— BEGIN Reading passage —
I come from a Venetian family where the imperative of every meal was to create the perfect bite. For my mamma, it meant getting up at five in the morning, while my five siblings and I were still asleep, to make homemade tortellini filled with a minced paste of delicious sopressa, parmigiano cheese, nutmeg, bread crumbs, parsley, eggs, and milk. The dough sat under a ceramic bowl for a bit before she rolled it out by hand, cut it in small circles, filled them with the paste, and finally shaped each one into a perfect delicious bite. With nine people seated around the table at every meal, we enjoyed the music—‘Mmm, che buono! Perfetto! Mamma mia! Delizioso!’—as well as the food.

 

A morsel of delicious Italian food is like one’s first kiss: it lingers on and on in one’s mind and never ceases to delight. Eat the perfect bite, and you’ll be set till the next meal. Eat the perfect bite, and your heart and your figure will remain fit.

 

Good food is an intrinsic part of the Italian psyche. In fact, Italians don’t eat to live. They live to eat. I often think of the time a classmate invited me to her house for lunch. The taste of the gnocchi with the sauce her grandmother cooked with fresh, home-grown tomatoes still stands out in my mind after more than 40 years. Many times I’ve tried to recreate that same extraordinary taste. And even though I don’t grow my own tomatoes, or knead the dough by hand, or stuff and shape the tortellini to perfection like my mother did, I—like most Italians—still aim to create the perfect bite.
— END Reading passage —
— BEGIN Stored data —
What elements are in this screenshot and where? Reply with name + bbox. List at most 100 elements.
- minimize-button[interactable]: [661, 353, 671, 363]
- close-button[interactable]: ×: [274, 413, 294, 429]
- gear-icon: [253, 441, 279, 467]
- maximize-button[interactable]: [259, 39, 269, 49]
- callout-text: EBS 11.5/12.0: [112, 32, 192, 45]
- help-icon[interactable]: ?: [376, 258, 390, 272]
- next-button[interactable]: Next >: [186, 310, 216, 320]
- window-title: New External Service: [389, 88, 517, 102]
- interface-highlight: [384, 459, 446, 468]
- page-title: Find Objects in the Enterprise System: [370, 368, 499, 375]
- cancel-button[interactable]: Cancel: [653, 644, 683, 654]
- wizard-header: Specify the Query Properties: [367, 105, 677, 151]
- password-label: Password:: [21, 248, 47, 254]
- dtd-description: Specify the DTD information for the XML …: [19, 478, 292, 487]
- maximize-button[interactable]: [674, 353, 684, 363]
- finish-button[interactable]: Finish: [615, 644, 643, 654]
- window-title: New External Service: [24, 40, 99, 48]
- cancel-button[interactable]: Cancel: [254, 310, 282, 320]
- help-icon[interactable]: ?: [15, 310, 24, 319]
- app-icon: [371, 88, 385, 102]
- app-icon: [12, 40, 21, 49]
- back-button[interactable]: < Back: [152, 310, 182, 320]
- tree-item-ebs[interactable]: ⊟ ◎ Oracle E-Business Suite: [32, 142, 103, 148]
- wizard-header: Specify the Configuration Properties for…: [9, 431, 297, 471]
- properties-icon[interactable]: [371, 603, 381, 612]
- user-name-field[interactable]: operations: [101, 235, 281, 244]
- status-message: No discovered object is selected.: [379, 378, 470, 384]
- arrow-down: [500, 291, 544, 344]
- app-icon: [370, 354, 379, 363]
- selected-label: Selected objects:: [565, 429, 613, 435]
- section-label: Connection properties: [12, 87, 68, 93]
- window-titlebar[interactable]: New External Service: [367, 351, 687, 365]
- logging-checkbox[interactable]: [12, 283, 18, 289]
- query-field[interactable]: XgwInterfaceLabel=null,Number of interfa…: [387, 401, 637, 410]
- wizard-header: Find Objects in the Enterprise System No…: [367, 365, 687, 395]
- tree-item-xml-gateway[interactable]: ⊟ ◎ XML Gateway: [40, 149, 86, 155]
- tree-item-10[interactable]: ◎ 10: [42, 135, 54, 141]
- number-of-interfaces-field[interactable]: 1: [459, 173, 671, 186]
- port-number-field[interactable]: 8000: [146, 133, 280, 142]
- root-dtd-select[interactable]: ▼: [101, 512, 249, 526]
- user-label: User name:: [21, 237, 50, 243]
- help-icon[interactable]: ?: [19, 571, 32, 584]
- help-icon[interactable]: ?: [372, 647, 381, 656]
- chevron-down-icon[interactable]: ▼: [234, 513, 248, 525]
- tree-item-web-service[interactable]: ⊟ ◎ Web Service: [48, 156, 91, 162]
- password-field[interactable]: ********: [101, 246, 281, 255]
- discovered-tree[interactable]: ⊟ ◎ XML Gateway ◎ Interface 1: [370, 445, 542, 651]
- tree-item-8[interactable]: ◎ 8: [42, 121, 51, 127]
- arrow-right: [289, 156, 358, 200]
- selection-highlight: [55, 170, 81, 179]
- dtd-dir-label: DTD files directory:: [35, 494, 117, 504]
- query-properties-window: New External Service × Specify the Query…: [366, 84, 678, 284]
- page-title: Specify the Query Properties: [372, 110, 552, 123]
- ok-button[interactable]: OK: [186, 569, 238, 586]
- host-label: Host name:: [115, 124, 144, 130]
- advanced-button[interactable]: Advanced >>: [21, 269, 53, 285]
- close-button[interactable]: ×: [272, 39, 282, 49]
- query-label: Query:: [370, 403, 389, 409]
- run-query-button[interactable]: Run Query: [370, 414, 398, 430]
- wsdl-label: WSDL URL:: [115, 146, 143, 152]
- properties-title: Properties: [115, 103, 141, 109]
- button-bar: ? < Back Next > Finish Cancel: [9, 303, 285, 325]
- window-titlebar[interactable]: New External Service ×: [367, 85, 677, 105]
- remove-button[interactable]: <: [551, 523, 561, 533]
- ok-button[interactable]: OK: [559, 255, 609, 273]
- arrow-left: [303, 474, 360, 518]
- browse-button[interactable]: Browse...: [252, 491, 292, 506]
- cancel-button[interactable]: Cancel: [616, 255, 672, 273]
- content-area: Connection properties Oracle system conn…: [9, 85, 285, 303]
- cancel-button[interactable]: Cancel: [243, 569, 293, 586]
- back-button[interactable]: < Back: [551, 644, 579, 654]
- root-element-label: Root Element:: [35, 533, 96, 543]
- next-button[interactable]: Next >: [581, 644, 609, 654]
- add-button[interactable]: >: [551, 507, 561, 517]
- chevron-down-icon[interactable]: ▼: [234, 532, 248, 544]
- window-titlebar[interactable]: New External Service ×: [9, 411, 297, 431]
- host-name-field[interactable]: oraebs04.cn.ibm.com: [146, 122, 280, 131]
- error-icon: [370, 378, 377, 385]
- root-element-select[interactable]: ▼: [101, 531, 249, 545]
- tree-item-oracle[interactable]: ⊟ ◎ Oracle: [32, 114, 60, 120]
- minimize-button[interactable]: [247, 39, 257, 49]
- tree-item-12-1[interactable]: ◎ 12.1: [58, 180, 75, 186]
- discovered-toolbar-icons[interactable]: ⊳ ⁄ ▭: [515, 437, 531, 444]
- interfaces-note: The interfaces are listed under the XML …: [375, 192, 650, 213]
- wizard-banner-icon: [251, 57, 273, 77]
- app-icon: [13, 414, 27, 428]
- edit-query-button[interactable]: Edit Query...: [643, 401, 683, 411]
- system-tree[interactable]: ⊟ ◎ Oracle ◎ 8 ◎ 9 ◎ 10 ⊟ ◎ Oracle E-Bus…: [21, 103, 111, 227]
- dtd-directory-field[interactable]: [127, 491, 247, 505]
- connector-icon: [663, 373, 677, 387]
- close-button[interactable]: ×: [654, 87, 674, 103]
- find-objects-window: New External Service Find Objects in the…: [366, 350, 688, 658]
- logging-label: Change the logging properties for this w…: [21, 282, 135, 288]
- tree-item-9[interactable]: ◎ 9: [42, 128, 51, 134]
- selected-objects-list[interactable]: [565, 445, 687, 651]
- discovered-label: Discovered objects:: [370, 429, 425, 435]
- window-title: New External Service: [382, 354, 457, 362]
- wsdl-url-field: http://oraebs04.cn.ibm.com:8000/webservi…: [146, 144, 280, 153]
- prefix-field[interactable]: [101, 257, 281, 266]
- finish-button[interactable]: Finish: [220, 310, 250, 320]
— END Stored data —
Pick up the passage on the Italian pursuit of the perfect bite and keep writing it from its final sentence onward.

 

One of my favorite dishes is salmone con salsa piccante because it tastes delicious, melts in your mouth and it never fails to give a dinner party un senso d’eleganza. You can serve it hot during dinner as an entrée, or cold as your pezzo forte during a cocktail party. And it can be ready in approximately 15 minutes, depending on the fish’s thickness.

 

 

SALMON WITH HOT SAUCE

1 whole salmon, fillet

Olive oil

Parsley

Basil

Cilantro

Garlic

¼ onion, finely chopped

3 tablespoons capers

Two Roma tomatoes

1 red pepper

Juice of 1 lemon + lemon slices

Salt

Lemon pepper

 

Finely chop all of the herbs and vegetables and mix them with the olive oil, the juice from the lemon, salt and pepper. You may prepare the mixture in the morning and then store it in the refrigerator until it’s time to put the salmon in the oven.

 

Preheat oven to 375ºF.  Place a sheet of foil on top of a baking dish and lay salmon in the center. Pour mixture on top of salmon. Cover with more foil, folding the edges together.

 

Cook salmon for15 minutes. Then check the thickest side with a knife to see if it’s done.

 

Garnish the dish with lemon slices and herbs.